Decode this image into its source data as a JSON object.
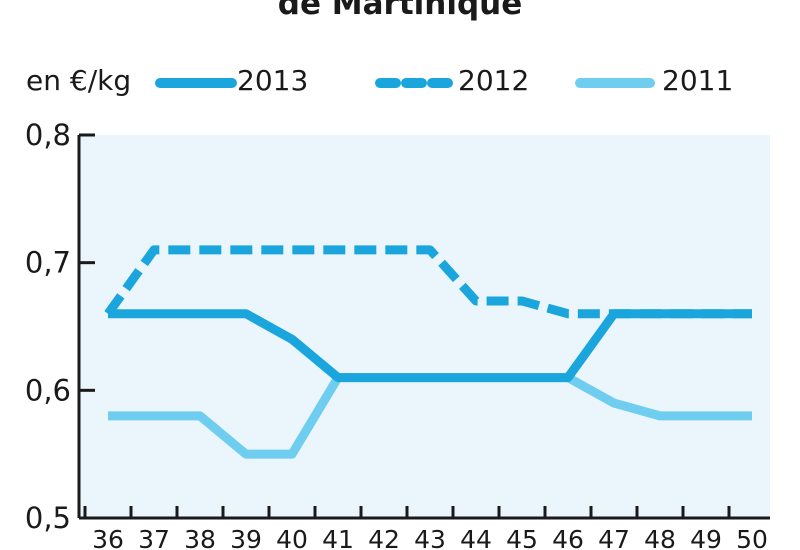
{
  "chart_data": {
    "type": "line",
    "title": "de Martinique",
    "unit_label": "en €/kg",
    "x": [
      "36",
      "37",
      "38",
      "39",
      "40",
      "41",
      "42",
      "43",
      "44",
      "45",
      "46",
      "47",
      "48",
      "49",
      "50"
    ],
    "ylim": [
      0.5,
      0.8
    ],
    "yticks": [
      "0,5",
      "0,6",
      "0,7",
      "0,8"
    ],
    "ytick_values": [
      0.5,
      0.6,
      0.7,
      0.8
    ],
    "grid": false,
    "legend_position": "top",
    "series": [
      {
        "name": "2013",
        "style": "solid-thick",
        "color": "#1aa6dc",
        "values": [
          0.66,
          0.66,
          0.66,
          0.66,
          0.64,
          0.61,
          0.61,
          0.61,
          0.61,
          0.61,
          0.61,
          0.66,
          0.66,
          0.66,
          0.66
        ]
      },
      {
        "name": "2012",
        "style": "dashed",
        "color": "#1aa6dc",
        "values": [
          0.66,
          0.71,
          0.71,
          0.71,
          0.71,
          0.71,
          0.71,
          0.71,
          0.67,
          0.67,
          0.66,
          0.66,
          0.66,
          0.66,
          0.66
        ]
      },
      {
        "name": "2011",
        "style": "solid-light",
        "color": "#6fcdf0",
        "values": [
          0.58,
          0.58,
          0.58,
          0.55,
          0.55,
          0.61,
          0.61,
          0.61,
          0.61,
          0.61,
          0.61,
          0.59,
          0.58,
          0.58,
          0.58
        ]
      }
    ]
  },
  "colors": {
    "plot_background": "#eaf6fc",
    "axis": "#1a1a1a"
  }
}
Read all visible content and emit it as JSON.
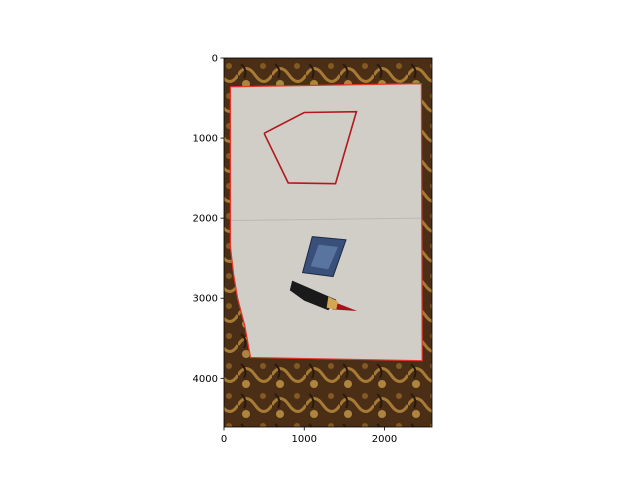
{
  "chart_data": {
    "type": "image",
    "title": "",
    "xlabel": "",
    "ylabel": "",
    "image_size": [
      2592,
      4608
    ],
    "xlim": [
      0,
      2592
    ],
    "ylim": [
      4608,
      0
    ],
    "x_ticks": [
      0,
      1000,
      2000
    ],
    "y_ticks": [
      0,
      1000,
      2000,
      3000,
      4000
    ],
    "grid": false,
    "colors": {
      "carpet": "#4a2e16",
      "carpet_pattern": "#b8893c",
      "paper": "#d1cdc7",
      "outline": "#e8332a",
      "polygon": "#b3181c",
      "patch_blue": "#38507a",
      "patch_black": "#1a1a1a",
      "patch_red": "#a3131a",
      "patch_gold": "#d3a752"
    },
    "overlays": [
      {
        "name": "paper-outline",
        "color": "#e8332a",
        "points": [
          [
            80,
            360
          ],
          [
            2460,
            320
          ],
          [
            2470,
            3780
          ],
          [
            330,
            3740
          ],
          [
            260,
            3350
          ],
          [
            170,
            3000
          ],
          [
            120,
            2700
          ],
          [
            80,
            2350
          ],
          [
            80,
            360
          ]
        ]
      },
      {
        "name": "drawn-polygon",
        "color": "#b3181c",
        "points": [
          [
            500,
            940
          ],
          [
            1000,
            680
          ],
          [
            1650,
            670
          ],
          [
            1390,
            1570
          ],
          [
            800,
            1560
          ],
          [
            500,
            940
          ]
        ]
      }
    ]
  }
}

○ ○ ○ ○ ○

• **Your instructions**:
Go through the data and count each line that has the word "name", then give the total alone.

• **Correct result**:
5